WHAT YOU SHOULD DO:
Which lines have the string "JSON"? Copy all of them from the entries below.

RECORDED DATA:

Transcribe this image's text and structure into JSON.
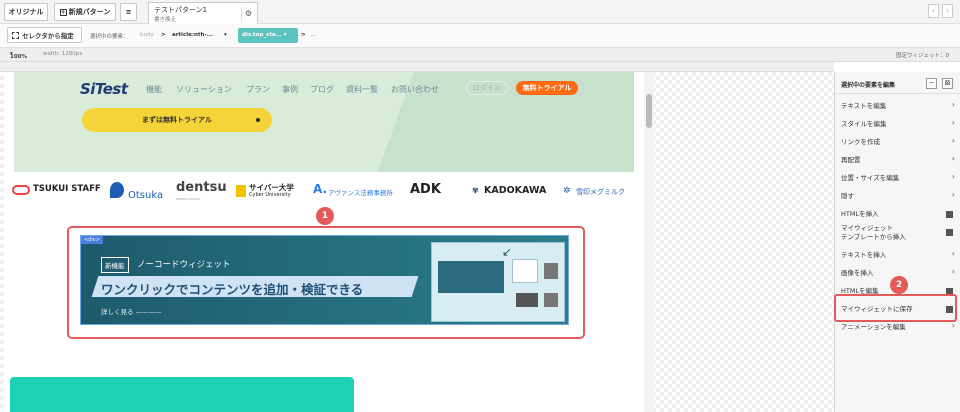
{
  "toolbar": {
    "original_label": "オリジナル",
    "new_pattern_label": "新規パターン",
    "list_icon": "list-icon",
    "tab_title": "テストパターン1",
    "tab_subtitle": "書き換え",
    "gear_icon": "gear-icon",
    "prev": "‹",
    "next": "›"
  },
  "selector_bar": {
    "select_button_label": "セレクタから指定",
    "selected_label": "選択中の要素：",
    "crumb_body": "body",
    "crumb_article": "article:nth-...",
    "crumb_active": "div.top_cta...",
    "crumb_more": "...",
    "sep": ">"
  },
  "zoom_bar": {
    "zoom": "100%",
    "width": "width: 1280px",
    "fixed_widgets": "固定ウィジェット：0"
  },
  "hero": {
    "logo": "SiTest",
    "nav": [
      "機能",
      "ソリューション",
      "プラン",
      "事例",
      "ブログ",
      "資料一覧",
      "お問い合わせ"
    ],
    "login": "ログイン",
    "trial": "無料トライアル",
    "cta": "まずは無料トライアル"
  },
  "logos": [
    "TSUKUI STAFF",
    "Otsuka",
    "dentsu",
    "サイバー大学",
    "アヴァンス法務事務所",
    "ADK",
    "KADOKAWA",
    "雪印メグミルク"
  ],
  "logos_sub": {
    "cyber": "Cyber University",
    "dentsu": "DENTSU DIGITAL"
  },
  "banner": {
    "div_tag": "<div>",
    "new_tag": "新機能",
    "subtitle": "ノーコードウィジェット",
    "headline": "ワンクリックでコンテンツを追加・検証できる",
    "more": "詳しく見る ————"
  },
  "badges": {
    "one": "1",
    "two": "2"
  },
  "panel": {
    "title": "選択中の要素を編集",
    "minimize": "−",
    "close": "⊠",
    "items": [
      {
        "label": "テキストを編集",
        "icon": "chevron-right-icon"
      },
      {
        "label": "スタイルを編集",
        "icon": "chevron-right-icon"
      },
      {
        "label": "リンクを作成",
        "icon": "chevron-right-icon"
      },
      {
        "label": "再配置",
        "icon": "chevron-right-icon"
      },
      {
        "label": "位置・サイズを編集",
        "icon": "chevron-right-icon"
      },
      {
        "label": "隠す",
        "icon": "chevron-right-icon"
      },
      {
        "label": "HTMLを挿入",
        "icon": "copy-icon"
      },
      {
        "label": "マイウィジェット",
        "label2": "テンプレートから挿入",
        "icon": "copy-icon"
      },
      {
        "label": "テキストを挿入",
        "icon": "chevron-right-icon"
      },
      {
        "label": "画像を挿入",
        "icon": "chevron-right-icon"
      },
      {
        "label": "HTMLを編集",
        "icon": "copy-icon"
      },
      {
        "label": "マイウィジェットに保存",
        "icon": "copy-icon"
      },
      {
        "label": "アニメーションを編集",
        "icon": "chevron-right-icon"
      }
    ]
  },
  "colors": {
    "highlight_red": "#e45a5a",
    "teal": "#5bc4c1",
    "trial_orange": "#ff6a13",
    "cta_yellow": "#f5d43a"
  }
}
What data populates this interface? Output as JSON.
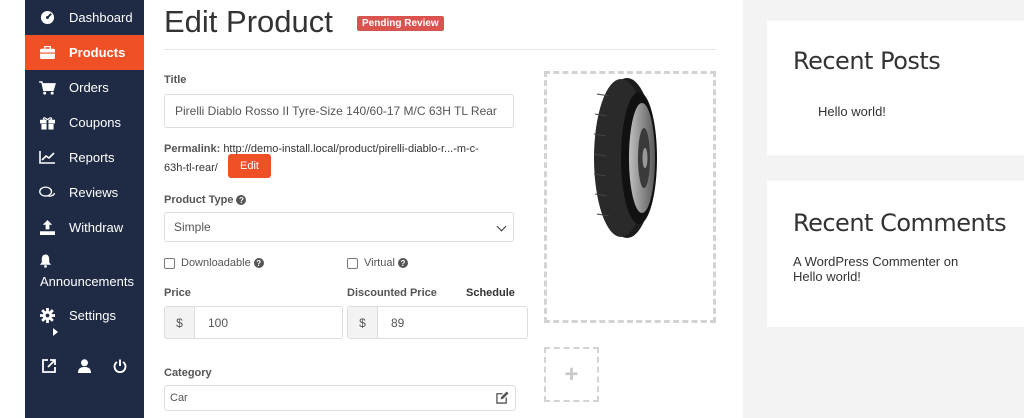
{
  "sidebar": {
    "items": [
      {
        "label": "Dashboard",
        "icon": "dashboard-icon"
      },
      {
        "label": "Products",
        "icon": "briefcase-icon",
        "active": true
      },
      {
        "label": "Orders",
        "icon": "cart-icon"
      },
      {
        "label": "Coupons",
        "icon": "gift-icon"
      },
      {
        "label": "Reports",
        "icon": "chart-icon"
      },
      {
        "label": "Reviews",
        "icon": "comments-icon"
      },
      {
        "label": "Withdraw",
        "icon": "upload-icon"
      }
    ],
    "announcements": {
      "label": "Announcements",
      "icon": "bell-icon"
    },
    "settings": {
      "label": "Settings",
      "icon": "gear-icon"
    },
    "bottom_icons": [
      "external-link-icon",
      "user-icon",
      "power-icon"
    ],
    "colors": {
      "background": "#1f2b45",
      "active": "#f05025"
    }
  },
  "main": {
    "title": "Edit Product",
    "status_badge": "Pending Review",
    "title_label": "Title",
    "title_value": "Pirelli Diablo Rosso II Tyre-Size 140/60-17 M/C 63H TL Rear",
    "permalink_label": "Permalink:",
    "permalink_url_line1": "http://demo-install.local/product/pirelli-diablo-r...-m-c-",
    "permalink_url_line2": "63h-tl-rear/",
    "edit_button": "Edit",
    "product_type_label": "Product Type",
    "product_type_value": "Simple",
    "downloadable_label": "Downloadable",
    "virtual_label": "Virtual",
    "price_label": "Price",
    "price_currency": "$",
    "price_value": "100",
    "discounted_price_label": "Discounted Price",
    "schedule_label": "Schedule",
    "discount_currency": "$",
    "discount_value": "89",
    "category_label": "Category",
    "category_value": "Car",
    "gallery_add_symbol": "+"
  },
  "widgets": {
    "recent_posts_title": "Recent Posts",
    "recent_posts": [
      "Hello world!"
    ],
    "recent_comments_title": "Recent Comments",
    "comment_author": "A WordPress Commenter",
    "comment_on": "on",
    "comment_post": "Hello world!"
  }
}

TASK RESPONSE:
Transcribe this image's text and structure into JSON.
What data populates this interface? Output as JSON.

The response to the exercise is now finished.